Task to complete:
Filter the data below for the string "счет" and copy each matching line.

Provided information:
════════════════

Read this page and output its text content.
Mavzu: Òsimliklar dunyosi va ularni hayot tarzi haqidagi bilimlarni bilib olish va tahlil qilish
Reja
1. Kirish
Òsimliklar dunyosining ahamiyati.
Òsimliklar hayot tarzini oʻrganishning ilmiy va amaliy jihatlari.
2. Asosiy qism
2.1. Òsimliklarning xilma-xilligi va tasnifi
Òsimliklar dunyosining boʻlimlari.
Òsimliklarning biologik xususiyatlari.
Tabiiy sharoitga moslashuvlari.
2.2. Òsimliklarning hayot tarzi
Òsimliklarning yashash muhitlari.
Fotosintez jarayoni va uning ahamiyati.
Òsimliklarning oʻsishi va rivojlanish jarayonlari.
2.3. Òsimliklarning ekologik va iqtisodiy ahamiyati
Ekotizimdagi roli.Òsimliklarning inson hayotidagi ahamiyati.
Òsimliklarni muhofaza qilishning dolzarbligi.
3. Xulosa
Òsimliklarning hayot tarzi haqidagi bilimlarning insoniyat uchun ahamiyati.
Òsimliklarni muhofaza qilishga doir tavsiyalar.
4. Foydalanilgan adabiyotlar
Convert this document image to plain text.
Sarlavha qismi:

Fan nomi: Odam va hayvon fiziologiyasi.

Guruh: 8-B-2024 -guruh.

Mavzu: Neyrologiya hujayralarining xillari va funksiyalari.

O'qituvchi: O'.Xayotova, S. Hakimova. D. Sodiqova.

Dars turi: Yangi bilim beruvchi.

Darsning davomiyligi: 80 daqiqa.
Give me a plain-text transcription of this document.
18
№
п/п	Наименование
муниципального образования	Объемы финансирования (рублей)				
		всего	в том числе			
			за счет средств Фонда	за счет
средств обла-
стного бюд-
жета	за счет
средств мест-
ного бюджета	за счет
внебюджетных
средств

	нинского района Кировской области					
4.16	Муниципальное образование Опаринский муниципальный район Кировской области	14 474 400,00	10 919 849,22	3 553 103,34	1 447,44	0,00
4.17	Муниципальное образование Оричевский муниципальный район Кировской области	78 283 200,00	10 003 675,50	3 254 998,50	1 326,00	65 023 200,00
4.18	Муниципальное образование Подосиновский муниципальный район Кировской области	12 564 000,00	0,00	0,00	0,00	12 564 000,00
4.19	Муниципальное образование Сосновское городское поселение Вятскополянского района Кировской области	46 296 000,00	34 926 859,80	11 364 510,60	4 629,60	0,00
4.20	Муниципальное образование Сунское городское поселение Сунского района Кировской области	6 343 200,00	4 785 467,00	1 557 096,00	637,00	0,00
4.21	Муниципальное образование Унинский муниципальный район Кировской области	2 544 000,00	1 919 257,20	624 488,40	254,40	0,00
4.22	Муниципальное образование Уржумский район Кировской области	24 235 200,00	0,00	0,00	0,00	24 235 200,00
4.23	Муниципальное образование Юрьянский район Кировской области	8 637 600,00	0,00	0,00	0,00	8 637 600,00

════════════════

Solution below:
			за счет средств Фонда	за счет
жета	за счет
ного бюджета	за счет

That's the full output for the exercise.